◆ PASSAGE PROVIDED ◆
====

The Justice Department backed the pipeline, submitting briefs this week to the Fourth Circuit appeals court supporting a motion to dismiss the appeals challenging Mountain Valley Pipeline’s right of way through Jefferson National Forest in West Virginia.

Some experts say the new law raises questions about whether Congress can limit action by the courts.

Over the past year, the Mountain Valley Pipeline metastasized from a parochial state infrastructure project to a national environmental cause — and a powerful lever in Washington negotiations.

Last summer, as Mr. Biden sought to pass landmark climate legislation, it appeared that the effort would die when Mr. Manchin withdrew his critical tiebreaking vote. Only after Mr. Biden promised to ensure that construction of the Mountain Valley Pipeline would be completed did Mr. Manchin agree to support the climate law, which pumped $370 million into clean energy spending and would reduce the nation’s planet-warming carbon dioxide by about a billion tons in 2030.

Mr. Manchin faces a potentially difficult re-election campaign next year, and pushing the pipeline to completion could help him with voters. West Virginia’s governor, Jim Justice, a popular Democrat-turned-Republican, has announced he will run for the Senate. West Virginia is a ruby red state that President Trump carried by nearly 40 percentage points in 2020. Retaining that seat is a priority for Democrats, but Mr. Manchin has not yet said if he plans to run for re-election.

====

◆ PROVIDED INFORMATION ◆
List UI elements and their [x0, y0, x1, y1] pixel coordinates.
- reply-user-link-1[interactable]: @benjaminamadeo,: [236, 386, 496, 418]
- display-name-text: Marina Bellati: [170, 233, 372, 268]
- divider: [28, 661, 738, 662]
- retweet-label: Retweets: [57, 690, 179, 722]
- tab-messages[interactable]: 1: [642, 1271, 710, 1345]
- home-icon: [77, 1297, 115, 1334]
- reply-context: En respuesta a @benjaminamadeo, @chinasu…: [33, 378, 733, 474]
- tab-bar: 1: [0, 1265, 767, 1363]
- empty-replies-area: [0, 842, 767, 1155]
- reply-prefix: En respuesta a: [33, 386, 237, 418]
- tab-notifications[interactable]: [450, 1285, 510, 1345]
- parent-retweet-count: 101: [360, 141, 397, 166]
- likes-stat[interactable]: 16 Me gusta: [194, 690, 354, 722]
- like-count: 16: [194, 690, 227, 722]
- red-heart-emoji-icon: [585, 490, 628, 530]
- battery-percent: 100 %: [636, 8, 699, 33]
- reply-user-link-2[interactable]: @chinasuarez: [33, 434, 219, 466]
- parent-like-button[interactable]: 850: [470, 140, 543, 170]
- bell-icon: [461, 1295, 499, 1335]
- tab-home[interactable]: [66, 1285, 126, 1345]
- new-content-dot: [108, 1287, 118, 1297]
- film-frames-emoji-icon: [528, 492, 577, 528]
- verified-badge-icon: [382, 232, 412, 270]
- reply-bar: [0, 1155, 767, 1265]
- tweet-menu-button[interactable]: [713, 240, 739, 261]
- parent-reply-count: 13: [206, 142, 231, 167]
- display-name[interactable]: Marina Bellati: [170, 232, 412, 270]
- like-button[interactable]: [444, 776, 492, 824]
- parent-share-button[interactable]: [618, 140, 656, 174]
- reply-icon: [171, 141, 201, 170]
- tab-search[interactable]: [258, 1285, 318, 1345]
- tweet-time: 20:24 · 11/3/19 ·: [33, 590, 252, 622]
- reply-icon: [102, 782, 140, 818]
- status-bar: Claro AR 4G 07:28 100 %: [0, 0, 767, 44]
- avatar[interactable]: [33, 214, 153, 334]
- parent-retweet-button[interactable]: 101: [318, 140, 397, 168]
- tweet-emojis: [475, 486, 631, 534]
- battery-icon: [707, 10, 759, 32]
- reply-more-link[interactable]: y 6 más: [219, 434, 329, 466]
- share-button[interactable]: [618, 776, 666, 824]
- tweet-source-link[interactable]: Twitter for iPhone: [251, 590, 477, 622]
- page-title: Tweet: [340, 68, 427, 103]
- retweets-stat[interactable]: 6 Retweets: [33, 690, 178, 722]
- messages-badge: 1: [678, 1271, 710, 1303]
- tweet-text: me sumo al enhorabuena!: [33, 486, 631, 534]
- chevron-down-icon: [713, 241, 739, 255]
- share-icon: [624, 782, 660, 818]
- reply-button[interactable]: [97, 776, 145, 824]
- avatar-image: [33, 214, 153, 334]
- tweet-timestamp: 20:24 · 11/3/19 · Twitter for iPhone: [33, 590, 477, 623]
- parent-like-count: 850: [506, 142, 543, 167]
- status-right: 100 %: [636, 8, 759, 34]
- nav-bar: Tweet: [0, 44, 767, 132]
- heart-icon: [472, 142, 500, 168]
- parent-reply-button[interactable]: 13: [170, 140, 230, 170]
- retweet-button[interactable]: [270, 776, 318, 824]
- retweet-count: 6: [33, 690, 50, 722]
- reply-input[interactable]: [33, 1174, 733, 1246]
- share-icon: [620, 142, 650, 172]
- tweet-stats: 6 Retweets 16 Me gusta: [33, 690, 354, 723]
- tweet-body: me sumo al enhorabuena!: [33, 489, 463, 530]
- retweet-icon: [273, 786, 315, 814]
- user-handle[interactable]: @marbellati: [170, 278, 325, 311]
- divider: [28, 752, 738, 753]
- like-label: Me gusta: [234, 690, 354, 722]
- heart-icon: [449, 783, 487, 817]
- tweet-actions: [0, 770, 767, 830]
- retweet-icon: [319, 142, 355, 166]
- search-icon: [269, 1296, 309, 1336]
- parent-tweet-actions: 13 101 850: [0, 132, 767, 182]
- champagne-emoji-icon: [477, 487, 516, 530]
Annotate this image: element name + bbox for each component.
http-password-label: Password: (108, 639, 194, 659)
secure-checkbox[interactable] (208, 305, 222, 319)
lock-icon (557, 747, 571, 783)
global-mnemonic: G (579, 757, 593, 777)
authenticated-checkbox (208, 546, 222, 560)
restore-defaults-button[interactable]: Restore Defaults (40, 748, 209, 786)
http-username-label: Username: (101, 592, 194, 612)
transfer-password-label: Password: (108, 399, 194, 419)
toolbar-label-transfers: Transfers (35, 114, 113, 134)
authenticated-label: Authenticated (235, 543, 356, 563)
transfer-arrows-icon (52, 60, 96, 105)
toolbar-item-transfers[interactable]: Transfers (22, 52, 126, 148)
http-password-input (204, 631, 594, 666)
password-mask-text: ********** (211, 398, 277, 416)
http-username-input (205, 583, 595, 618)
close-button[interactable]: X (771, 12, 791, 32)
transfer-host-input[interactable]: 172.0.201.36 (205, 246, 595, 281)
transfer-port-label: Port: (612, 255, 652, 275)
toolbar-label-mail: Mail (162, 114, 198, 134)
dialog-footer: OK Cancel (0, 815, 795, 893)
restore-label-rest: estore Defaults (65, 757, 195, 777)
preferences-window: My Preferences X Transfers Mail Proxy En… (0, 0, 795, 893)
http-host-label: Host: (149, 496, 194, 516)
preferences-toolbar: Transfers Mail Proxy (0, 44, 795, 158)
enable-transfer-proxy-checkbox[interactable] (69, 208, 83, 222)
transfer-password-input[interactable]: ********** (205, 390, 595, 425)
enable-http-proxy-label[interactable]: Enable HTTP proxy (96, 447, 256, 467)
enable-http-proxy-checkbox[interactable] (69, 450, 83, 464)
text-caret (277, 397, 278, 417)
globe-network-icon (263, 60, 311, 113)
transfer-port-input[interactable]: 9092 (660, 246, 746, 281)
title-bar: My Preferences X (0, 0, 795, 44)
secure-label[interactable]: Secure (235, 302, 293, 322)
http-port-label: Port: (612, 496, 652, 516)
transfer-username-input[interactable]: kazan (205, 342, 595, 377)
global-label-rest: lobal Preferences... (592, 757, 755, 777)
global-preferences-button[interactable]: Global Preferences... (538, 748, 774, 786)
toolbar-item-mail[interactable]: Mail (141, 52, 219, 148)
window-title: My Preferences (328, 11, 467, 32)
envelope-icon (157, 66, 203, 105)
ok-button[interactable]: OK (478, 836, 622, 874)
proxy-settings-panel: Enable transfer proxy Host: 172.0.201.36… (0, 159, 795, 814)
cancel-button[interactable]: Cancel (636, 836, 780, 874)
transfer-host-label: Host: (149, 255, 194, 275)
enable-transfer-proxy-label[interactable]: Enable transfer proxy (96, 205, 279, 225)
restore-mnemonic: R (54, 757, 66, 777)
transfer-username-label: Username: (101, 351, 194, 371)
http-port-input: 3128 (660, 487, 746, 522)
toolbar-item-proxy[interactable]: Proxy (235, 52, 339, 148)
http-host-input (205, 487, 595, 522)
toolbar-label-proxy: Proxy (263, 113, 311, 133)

====

◆ STATED TASK A ◆
In the pipeline passage, to which appeals court did the Justice Department submit its briefs?
◆ STATED TASK B ◆
Carry on the passage about the Mountain Valley Pipeline from its final sentence.

◆ REPLY A ◆
The Fourth Circuit appeals court.

◆ REPLY B ◆
The case could be headed for the Supreme Court.

“We continue to evaluate all legal options, which include filing emergency appeals to the U.S. Supreme Court,” said Natalie Cox, a spokeswoman for Equitrans Midstream Corporation, one of the companies building the pipeline.

Some analysts predicted that if the high court were to hear the case, it would be sympathetic to the pipeline developers.

Christi Tezak, an analyst for ClearView Energy, a nonpartisan energy analysis organization, wrote in a research note on Tuesday that the pipeline’s builders “would have good chances of securing a reversal on appeal at the Supreme Court; however, that scenario would result in a longer delay of the construction restart.”